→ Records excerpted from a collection
---*---

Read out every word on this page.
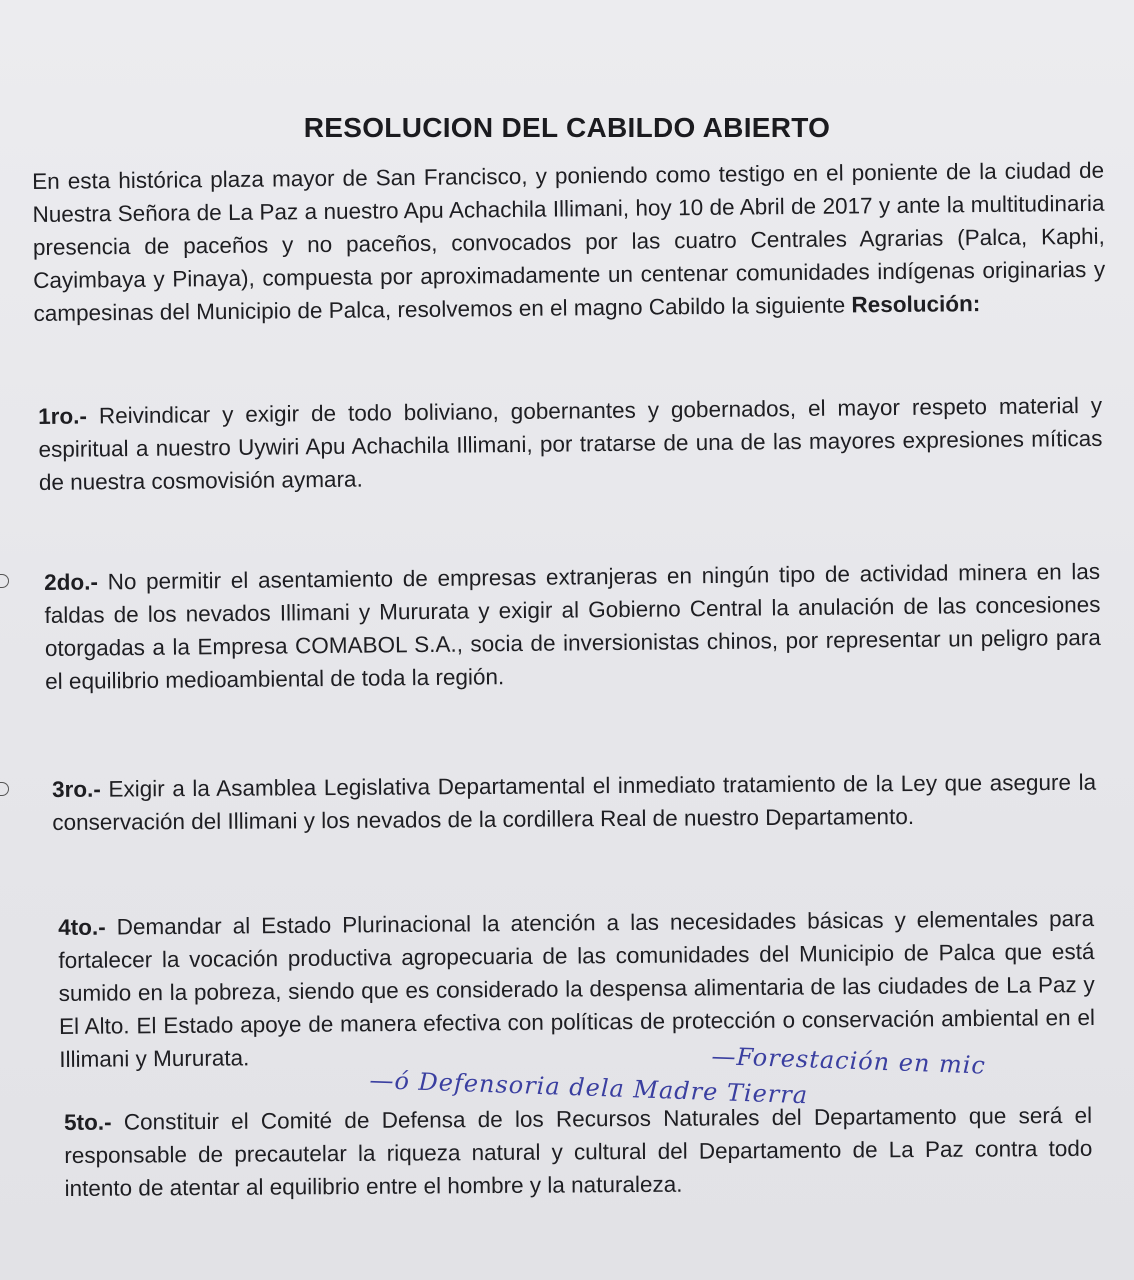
RESOLUCION DEL CABILDO ABIERTO

En esta histórica plaza mayor de San Francisco, y poniendo como testigo en el poniente de la ciudad de Nuestra Señora de La Paz a nuestro Apu Achachila Illimani, hoy 10 de Abril de 2017 y ante la multitudinaria presencia de paceños y no paceños, convocados por las cuatro Centrales Agrarias (Palca, Kaphi, Cayimbaya y Pinaya), compuesta por aproximadamente un centenar comunidades indígenas originarias y campesinas del Municipio de Palca, resolvemos en el magno Cabildo la siguiente Resolución:

1ro.- Reivindicar y exigir de todo boliviano, gobernantes y gobernados, el mayor respeto material y espiritual a nuestro Uywiri Apu Achachila Illimani, por tratarse de una de las mayores expresiones míticas de nuestra cosmovisión aymara.

2do.- No permitir el asentamiento de empresas extranjeras en ningún tipo de actividad minera en las faldas de los nevados Illimani y Mururata y exigir al Gobierno Central la anulación de las concesiones otorgadas a la Empresa COMABOL S.A., socia de inversionistas chinos, por representar un peligro para el equilibrio medioambiental de toda la región.

3ro.- Exigir a la Asamblea Legislativa Departamental el inmediato tratamiento de la Ley que asegure la conservación del Illimani y los nevados de la cordillera Real de nuestro Departamento.

4to.- Demandar al Estado Plurinacional la atención a las necesidades básicas y elementales para fortalecer la vocación productiva agropecuaria de las comunidades del Municipio de Palca que está sumido en la pobreza, siendo que es considerado la despensa alimentaria de las ciudades de La Paz y El Alto. El Estado apoye de manera efectiva con políticas de protección o conservación ambiental en el Illimani y Mururata.	—Forestación en mic
—ó Defensoria dela Madre Tierra

5to.- Constituir el Comité de Defensa de los Recursos Naturales del Departamento que será el responsable de precautelar la riqueza natural y cultural del Departamento de La Paz contra todo intento de atentar al equilibrio entre el hombre y la naturaleza.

---*---

→ WHAT TO WORK ON
All lines above containing the string "Municipio" are to be collected.

→ SOLVED EXERCISE
En esta histórica plaza mayor de San Francisco, y poniendo como testigo en el poniente de la ciudad de Nuestra Señora de La Paz a nuestro Apu Achachila Illimani, hoy 10 de Abril de 2017 y ante la multitudinaria presencia de paceños y no paceños, convocados por las cuatro Centrales Agrarias (Palca, Kaphi, Cayimbaya y Pinaya), compuesta por aproximadamente un centenar comunidades indígenas originarias y campesinas del Municipio de Palca, resolvemos en el magno Cabildo la siguiente Resolución:
4to.- Demandar al Estado Plurinacional la atención a las necesidades básicas y elementales para fortalecer la vocación productiva agropecuaria de las comunidades del Municipio de Palca que está sumido en la pobreza, siendo que es considerado la despensa alimentaria de las ciudades de La Paz y El Alto. El Estado apoye de manera efectiva con políticas de protección o conservación ambiental en el Illimani y Mururata.	—Forestación en mic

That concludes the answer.